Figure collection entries
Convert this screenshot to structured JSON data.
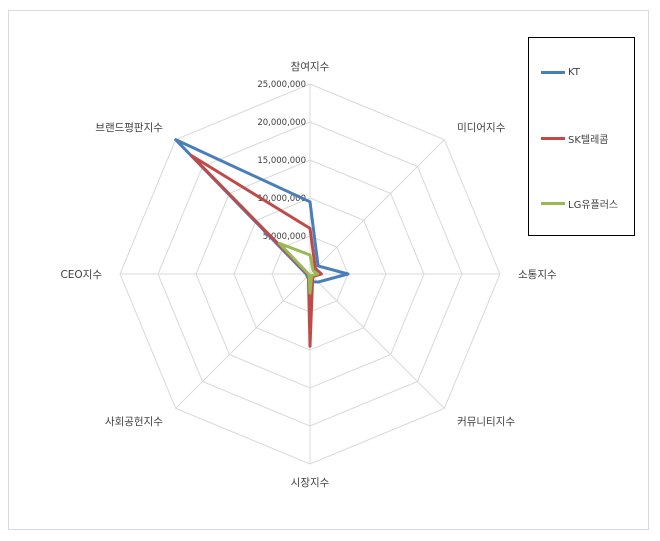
{
  "chart_data": {
    "type": "radar",
    "axes": [
      "참여지수",
      "미디어지수",
      "소통지수",
      "커뮤니티지수",
      "시장지수",
      "사회공헌지수",
      "CEO지수",
      "브랜드평판지수"
    ],
    "tick_labels": [
      "25,000,000",
      "20,000,000",
      "15,000,000",
      "10,000,000",
      "5,000,000",
      ""
    ],
    "rmax": 25000000,
    "grid": true,
    "legend_position": "right",
    "series": [
      {
        "name": "KT",
        "color": "#4a7ebb",
        "values": [
          9500000,
          1500000,
          5000000,
          1500000,
          1000000,
          500000,
          500000,
          25000000
        ]
      },
      {
        "name": "SK텔레콤",
        "color": "#be4b48",
        "values": [
          6000000,
          1000000,
          1500000,
          500000,
          9500000,
          300000,
          300000,
          22000000
        ]
      },
      {
        "name": "LG유플러스",
        "color": "#98b954",
        "values": [
          2500000,
          600000,
          1000000,
          300000,
          2500000,
          200000,
          200000,
          5700000
        ]
      }
    ]
  }
}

#### EXERCISE DETAILS:
Give the number of lines where the string "color" occurs, without any further text.

#### WORKED SOLUTION:
3